* [Written task]:
Give back the whole listing exactly as shown.

* [Data for this task]:
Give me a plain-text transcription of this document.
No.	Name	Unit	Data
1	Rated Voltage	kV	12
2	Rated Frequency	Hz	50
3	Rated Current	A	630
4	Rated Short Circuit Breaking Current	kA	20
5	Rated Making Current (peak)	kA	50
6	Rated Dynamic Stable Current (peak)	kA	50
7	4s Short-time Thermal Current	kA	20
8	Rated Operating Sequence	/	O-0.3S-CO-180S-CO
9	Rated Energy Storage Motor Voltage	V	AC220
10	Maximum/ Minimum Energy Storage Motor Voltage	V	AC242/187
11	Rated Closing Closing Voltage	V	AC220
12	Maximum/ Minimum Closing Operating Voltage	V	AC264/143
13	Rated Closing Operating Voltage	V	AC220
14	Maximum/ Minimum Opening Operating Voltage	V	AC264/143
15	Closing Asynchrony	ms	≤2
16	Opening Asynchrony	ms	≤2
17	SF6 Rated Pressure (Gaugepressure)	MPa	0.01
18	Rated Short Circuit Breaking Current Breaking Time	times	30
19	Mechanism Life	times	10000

* [Written answer]:
Give me a plain-text transcription of this document.
No.	Name	Unit	Data
1	Rated Voltage	kV	12
2	Rated Frequency	Hz	50
3	Rated Current	A	630
4	Rated Short Circuit Breaking Current	kA	20
5	Rated Making Current (peak)	kA	50
6	Rated Dynamic Stable Current (peak)	kA	50
7	4s Short-time Thermal Current	kA	20
8	Rated Operating Sequence	/	O-0.3S-CO-180S-CO
9	Rated Energy Storage Motor Voltage	V	AC220
10	Maximum/ Minimum Energy Storage Motor Voltage	V	AC242/187
11	Rated Closing Closing Voltage	V	AC220
12	Maximum/ Minimum Closing Operating Voltage	V	AC264/143
13	Rated Closing Operating Voltage	V	AC220
14	Maximum/ Minimum Opening Operating Voltage	V	AC264/143
15	Closing Asynchrony	ms	≤2
16	Opening Asynchrony	ms	≤2
17	SF6 Rated Pressure (Gaugepressure)	MPa	0.01
18	Rated Short Circuit Breaking Current Breaking Time	times	30
19	Mechanism Life	times	10000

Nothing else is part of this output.